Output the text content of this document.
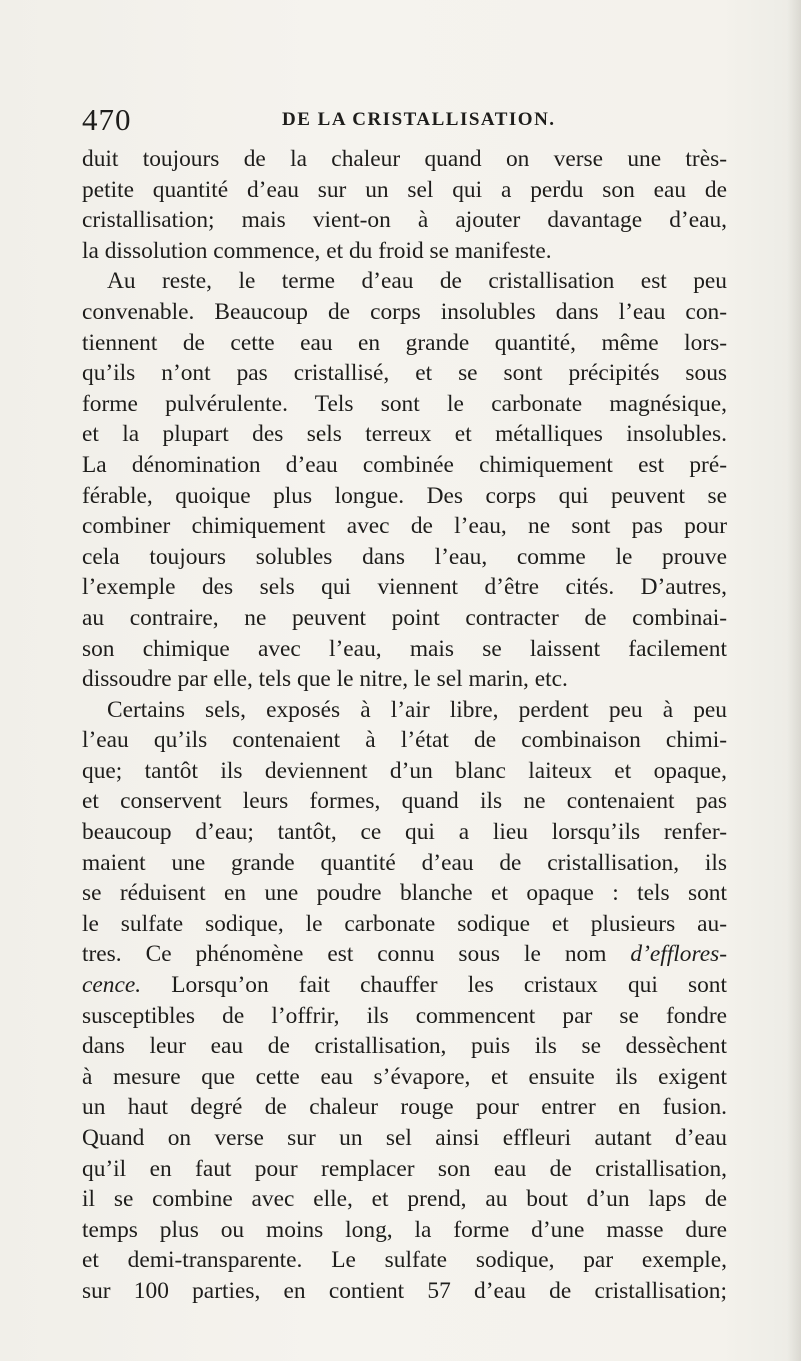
470	DE LA CRISTALLISATION.
duit toujours de la chaleur quand on verse une très-
petite quantité d’eau sur un sel qui a perdu son eau de
cristallisation; mais vient-on à ajouter davantage d’eau,
la dissolution commence, et du froid se manifeste.
Au reste, le terme d’eau de cristallisation est peu
convenable. Beaucoup de corps insolubles dans l’eau con-
tiennent de cette eau en grande quantité, même lors-
qu’ils n’ont pas cristallisé, et se sont précipités sous
forme pulvérulente. Tels sont le carbonate magnésique,
et la plupart des sels terreux et métalliques insolubles.
La dénomination d’eau combinée chimiquement est pré-
férable, quoique plus longue. Des corps qui peuvent se
combiner chimiquement avec de l’eau, ne sont pas pour
cela toujours solubles dans l’eau, comme le prouve
l’exemple des sels qui viennent d’être cités. D’autres,
au contraire, ne peuvent point contracter de combinai-
son chimique avec l’eau, mais se laissent facilement
dissoudre par elle, tels que le nitre, le sel marin, etc.
Certains sels, exposés à l’air libre, perdent peu à peu
l’eau qu’ils contenaient à l’état de combinaison chimi-
que; tantôt ils deviennent d’un blanc laiteux et opaque,
et conservent leurs formes, quand ils ne contenaient pas
beaucoup d’eau; tantôt, ce qui a lieu lorsqu’ils renfer-
maient une grande quantité d’eau de cristallisation, ils
se réduisent en une poudre blanche et opaque : tels sont
le sulfate sodique, le carbonate sodique et plusieurs au-
tres. Ce phénomène est connu sous le nom d’efflores-
cence. Lorsqu’on fait chauffer les cristaux qui sont
susceptibles de l’offrir, ils commencent par se fondre
dans leur eau de cristallisation, puis ils se dessèchent
à mesure que cette eau s’évapore, et ensuite ils exigent
un haut degré de chaleur rouge pour entrer en fusion.
Quand on verse sur un sel ainsi effleuri autant d’eau
qu’il en faut pour remplacer son eau de cristallisation,
il se combine avec elle, et prend, au bout d’un laps de
temps plus ou moins long, la forme d’une masse dure
et demi-transparente. Le sulfate sodique, par exemple,
sur 100 parties, en contient 57 d’eau de cristallisation;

***

PROBLEM DESCRIPTION –
Your task is to list each line of the records with the word "chaleur".

RESPONSE TO THIS EXERCISE –
duit toujours de la chaleur quand on verse une très-
un haut degré de chaleur rouge pour entrer en fusion.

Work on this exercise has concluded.